• [Task requirements] Check the listing below line by line and report how many lines hold "Zöllner", with no other words.

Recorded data
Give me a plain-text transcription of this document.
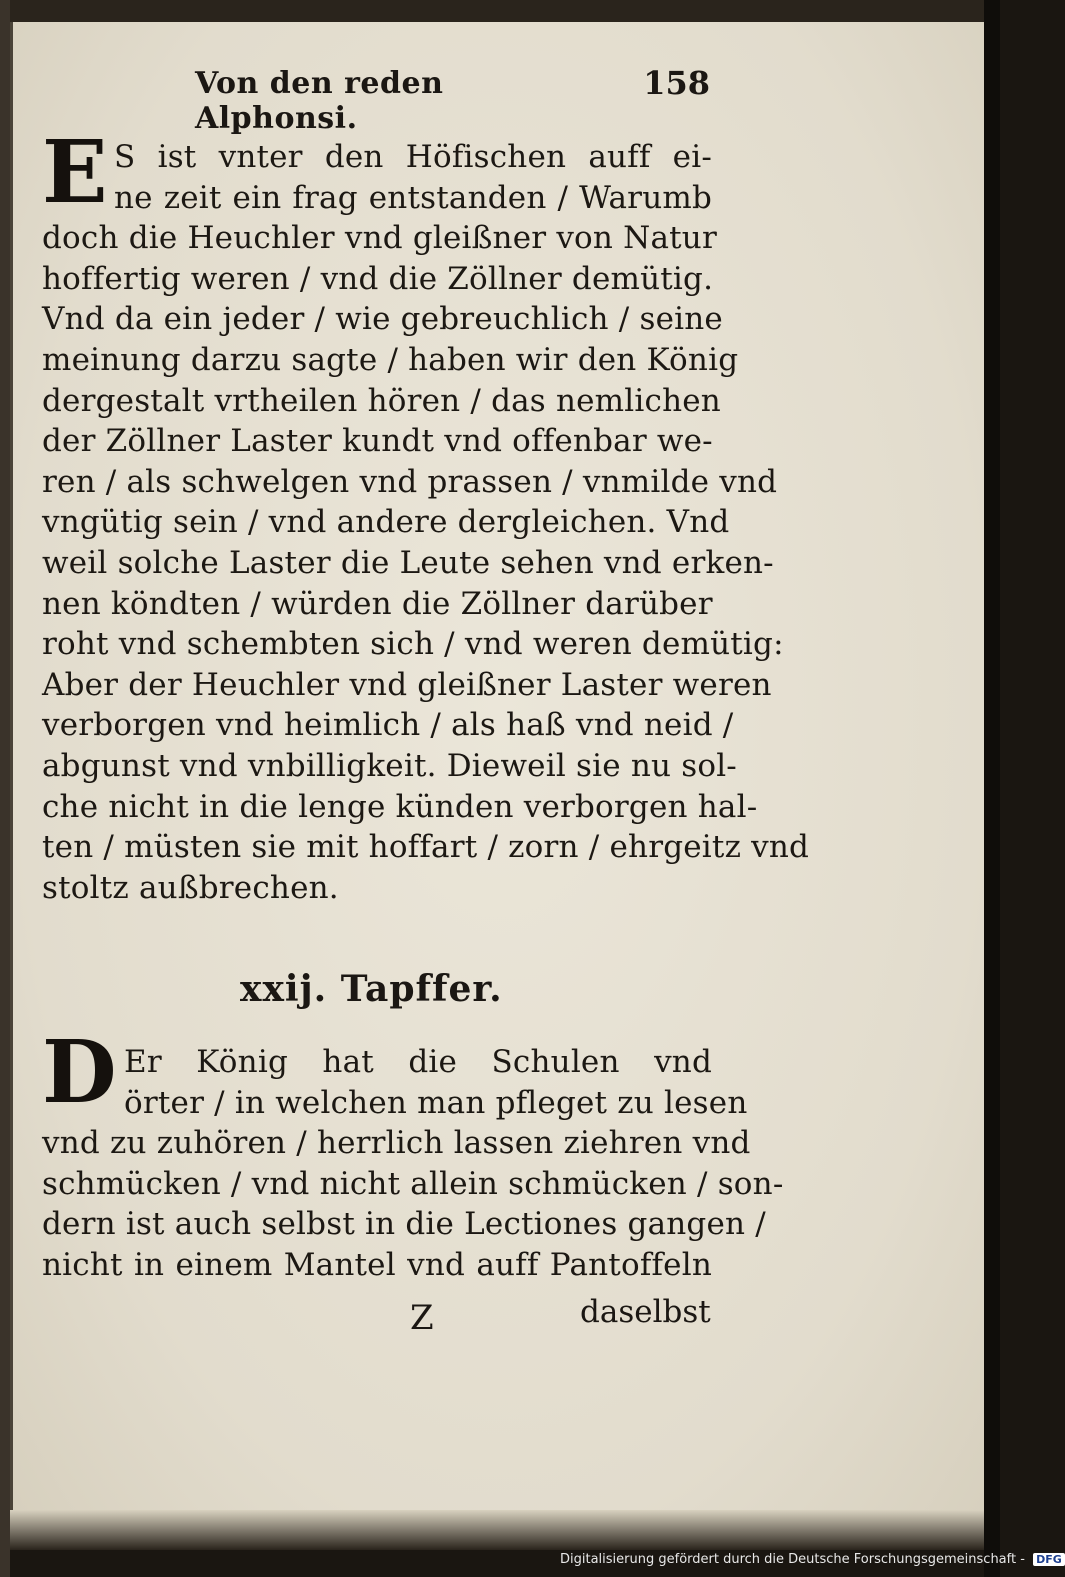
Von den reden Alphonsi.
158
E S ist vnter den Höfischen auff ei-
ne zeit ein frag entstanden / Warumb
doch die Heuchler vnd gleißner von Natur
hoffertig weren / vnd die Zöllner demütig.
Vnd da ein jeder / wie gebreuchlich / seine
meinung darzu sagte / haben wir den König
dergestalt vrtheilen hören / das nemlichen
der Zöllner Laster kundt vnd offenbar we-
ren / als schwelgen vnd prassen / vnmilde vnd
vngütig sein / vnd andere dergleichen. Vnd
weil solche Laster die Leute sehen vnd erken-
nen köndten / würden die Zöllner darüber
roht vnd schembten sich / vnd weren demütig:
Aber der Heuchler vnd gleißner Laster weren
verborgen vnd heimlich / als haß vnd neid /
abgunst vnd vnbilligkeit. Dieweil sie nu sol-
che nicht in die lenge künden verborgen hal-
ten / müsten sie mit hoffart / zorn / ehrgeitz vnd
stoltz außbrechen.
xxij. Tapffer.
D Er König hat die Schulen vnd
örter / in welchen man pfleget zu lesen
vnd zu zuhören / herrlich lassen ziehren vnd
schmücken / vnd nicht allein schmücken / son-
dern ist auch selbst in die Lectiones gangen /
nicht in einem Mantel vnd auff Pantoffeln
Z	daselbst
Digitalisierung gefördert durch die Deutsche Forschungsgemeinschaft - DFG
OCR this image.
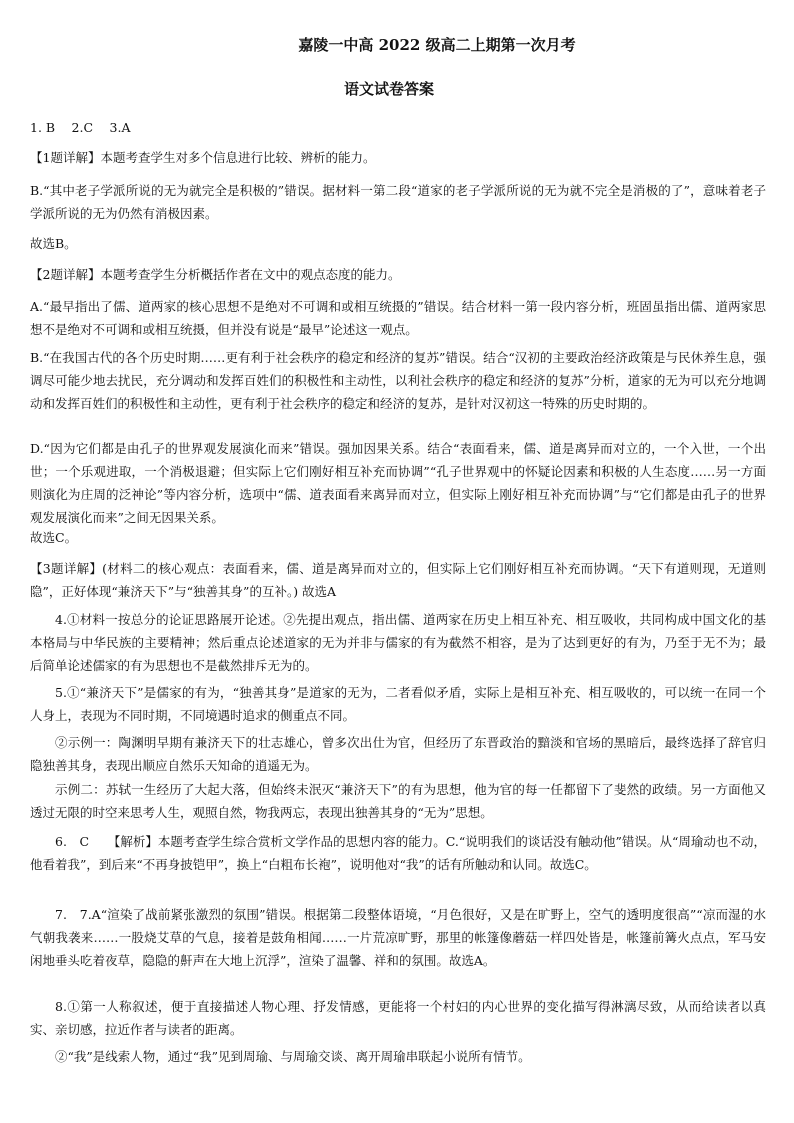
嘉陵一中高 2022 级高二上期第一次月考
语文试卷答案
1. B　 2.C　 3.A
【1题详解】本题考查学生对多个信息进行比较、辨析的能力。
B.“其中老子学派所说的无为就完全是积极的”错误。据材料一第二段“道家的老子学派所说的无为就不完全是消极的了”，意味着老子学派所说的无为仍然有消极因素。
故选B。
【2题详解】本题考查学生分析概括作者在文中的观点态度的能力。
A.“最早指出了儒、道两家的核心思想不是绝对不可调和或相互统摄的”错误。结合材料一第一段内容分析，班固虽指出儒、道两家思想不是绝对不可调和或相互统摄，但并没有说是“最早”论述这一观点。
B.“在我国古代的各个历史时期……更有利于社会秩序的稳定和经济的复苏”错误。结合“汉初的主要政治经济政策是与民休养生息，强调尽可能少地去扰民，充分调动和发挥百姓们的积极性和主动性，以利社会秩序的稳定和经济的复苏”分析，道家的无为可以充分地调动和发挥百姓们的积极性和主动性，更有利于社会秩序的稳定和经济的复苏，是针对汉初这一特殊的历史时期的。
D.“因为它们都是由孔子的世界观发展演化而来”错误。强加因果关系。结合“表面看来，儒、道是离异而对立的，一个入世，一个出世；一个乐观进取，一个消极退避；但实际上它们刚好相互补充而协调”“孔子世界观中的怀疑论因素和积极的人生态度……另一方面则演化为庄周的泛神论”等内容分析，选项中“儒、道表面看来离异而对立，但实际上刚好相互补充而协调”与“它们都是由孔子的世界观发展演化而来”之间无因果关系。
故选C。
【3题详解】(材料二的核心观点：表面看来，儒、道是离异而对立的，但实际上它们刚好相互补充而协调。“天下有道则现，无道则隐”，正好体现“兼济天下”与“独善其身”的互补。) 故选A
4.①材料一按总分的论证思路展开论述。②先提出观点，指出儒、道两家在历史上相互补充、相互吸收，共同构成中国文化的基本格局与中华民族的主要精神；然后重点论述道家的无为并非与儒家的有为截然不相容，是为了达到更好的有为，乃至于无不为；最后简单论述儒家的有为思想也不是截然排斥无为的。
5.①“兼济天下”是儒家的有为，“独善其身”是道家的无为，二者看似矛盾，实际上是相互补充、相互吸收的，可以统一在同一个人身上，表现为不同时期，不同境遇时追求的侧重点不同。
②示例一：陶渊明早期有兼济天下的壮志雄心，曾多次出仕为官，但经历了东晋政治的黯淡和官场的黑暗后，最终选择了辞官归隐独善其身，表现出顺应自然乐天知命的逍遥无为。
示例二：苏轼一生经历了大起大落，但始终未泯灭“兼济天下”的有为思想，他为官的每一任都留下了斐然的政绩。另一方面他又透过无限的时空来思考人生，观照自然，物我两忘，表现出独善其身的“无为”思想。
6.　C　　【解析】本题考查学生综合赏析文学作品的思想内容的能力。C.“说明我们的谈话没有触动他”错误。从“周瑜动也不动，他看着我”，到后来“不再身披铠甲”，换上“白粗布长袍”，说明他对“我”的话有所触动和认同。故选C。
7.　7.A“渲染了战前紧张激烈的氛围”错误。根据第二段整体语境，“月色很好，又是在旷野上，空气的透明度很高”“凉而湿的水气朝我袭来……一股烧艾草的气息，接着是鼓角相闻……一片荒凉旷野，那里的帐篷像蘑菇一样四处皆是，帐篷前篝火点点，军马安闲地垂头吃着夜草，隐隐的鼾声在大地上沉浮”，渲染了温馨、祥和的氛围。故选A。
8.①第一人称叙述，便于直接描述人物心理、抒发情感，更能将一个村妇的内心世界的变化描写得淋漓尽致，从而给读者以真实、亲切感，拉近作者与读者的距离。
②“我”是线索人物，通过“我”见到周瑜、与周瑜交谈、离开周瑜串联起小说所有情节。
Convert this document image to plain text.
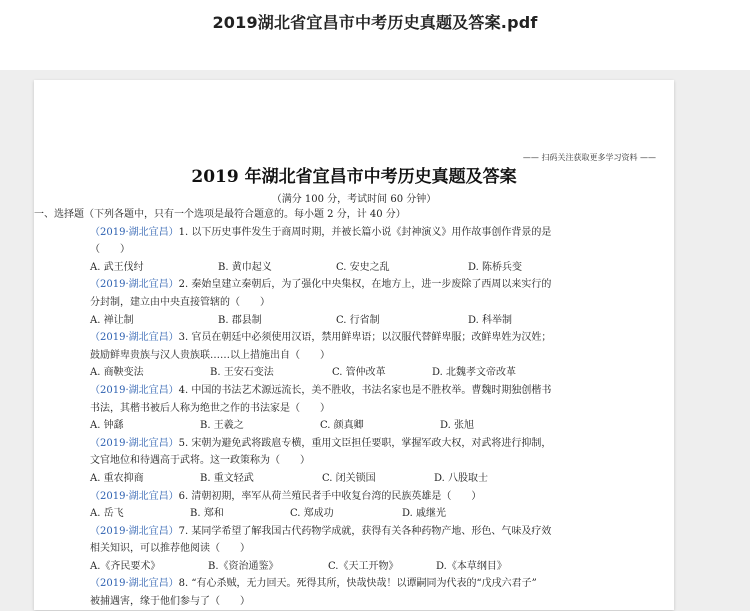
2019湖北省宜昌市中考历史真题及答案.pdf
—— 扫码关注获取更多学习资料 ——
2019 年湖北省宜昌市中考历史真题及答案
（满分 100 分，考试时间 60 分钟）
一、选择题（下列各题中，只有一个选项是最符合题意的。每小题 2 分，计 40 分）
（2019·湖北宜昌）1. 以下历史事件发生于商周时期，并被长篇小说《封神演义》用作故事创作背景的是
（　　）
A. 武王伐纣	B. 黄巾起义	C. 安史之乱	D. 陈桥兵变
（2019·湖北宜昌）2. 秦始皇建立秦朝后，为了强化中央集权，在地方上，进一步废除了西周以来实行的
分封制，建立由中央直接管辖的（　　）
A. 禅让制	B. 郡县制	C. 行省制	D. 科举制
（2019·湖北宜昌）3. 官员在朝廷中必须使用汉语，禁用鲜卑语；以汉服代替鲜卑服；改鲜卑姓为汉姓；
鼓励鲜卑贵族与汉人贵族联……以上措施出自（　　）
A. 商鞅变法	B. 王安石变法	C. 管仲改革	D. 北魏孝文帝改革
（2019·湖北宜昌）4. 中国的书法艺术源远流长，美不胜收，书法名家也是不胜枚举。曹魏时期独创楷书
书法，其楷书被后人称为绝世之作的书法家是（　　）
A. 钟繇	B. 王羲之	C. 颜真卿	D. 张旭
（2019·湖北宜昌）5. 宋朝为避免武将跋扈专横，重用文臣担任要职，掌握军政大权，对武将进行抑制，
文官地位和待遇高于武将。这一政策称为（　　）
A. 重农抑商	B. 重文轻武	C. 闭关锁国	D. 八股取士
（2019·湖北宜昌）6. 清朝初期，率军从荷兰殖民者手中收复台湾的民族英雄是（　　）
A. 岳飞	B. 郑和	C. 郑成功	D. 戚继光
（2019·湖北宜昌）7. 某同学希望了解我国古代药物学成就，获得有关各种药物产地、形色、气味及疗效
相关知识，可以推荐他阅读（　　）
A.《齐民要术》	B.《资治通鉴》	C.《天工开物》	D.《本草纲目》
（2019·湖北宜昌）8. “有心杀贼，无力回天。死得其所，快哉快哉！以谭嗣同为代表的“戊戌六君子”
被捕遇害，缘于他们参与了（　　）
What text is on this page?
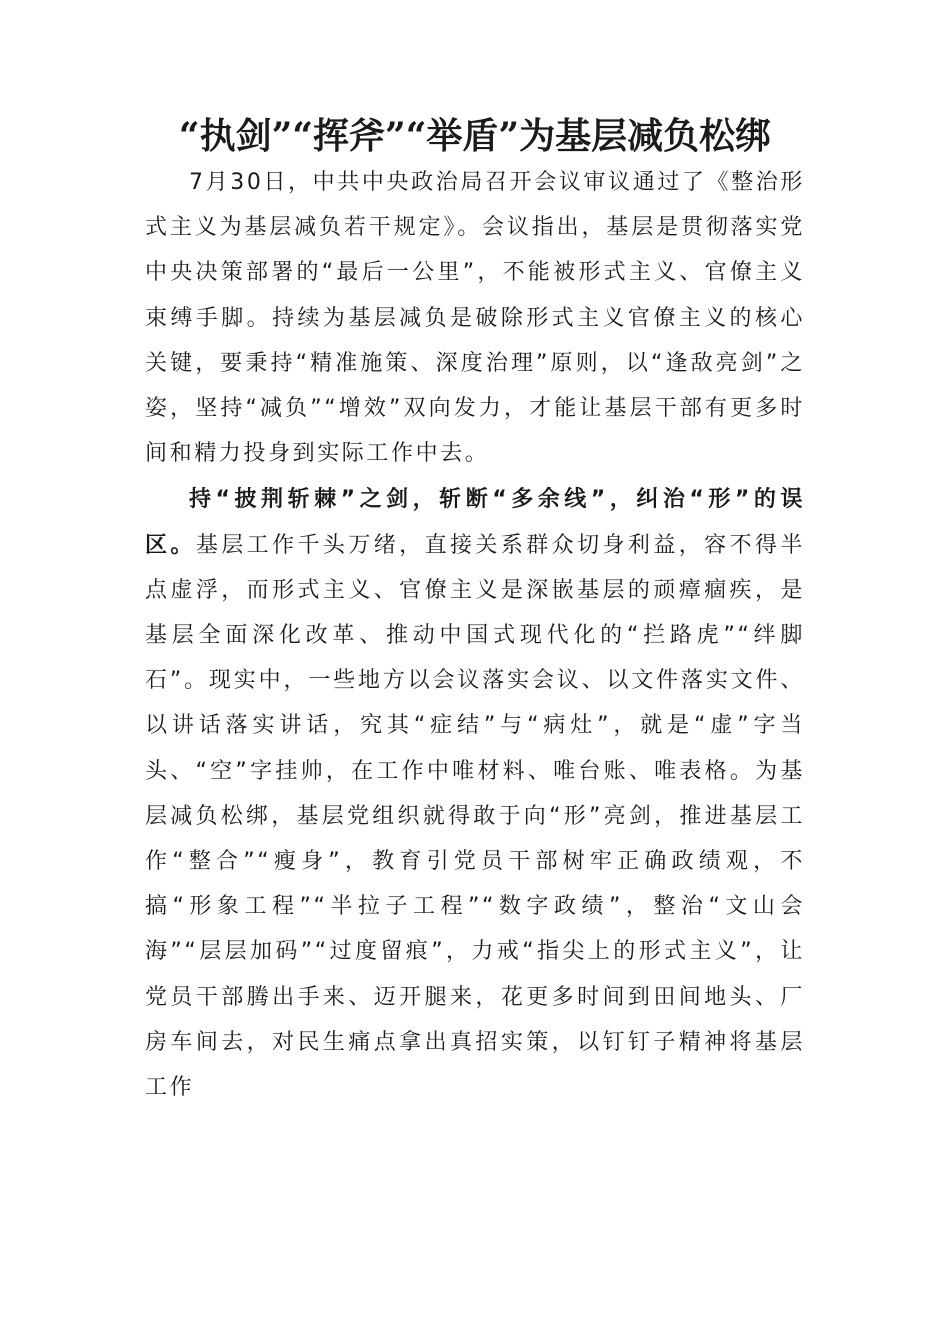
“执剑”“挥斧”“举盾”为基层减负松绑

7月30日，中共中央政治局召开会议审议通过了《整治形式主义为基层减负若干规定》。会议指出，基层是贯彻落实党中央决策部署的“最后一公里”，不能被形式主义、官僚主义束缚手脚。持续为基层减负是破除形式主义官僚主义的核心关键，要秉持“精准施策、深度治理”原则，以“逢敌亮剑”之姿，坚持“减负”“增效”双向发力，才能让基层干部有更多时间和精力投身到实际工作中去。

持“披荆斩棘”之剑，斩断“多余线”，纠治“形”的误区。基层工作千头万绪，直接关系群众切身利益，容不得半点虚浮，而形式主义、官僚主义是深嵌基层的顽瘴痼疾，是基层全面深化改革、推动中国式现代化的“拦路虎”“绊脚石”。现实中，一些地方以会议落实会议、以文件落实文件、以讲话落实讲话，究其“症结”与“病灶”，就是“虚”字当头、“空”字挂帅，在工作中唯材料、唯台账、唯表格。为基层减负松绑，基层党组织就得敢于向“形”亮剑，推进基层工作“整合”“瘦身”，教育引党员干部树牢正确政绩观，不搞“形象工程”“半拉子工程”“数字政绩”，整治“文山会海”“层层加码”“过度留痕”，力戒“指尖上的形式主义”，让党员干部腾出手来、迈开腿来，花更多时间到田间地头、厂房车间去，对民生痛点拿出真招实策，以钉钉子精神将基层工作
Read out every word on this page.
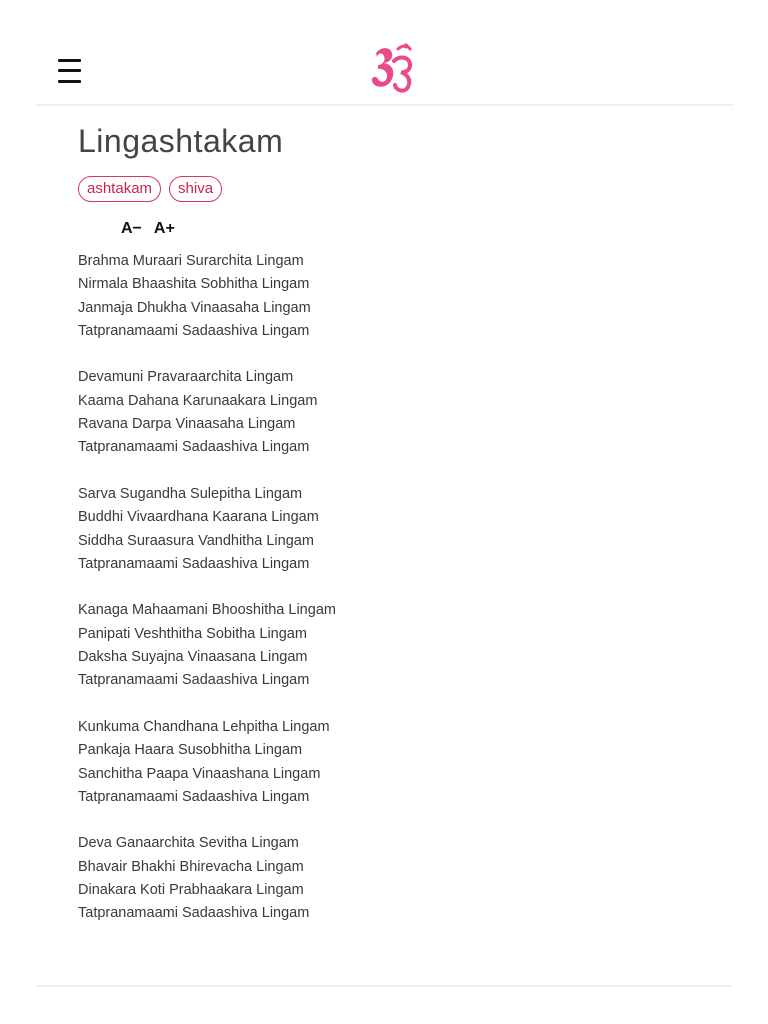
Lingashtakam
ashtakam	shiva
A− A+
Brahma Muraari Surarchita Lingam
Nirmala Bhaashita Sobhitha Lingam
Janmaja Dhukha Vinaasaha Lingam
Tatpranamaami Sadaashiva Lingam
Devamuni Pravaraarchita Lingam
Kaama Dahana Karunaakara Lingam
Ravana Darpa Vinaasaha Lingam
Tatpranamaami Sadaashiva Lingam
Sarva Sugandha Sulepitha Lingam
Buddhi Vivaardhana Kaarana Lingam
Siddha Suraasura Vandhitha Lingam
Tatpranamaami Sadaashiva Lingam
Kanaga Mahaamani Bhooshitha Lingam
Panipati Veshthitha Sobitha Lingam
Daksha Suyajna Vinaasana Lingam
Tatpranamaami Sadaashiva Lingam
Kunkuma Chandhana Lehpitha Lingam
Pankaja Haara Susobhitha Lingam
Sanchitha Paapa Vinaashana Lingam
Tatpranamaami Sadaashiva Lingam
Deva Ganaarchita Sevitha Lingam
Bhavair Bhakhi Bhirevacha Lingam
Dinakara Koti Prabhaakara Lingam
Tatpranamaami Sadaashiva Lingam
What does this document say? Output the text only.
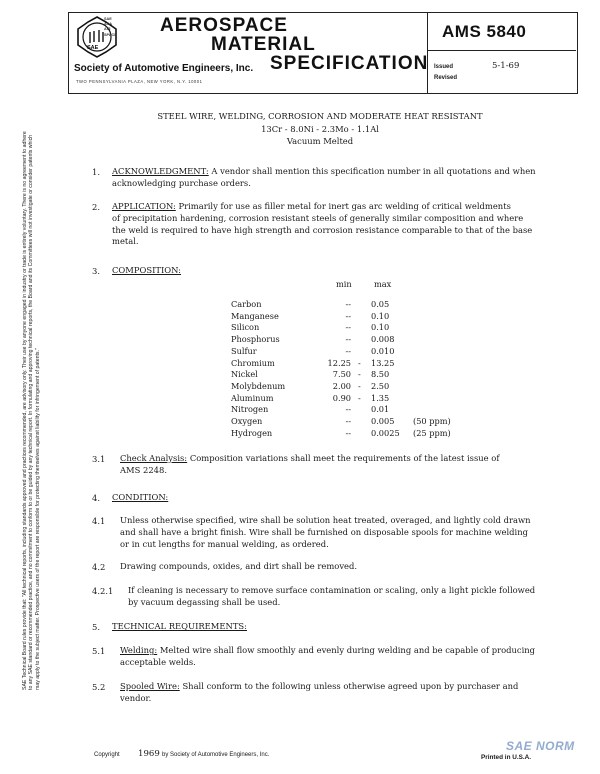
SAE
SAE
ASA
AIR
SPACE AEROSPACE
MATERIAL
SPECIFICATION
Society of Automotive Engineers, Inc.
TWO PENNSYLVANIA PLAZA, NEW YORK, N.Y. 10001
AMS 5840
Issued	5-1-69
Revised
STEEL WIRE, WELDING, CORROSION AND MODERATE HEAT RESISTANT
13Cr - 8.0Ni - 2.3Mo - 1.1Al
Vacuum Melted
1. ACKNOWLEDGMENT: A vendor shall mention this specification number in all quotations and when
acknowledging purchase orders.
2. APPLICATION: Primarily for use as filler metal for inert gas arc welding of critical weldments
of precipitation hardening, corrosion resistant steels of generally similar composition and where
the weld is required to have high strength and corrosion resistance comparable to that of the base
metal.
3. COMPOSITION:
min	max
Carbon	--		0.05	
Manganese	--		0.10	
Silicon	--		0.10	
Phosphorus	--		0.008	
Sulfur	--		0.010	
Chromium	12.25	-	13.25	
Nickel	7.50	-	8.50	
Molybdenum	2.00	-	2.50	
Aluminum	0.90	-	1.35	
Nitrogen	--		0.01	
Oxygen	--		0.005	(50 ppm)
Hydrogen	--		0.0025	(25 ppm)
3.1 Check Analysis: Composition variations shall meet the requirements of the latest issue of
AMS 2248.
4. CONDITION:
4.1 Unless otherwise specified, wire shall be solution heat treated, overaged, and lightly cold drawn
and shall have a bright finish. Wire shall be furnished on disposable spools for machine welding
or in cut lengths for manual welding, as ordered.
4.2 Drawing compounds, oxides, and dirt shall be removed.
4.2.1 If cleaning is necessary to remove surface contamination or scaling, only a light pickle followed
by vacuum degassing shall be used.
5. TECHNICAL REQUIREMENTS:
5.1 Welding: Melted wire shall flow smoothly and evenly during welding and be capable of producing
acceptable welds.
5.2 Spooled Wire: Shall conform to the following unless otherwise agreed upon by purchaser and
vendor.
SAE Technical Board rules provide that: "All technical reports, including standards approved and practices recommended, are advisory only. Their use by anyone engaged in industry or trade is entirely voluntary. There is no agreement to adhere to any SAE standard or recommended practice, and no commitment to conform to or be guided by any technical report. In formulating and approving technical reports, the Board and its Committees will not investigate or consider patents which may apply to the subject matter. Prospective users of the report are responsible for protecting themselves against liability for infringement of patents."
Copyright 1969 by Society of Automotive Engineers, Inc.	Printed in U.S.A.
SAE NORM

• [Problem solution] 3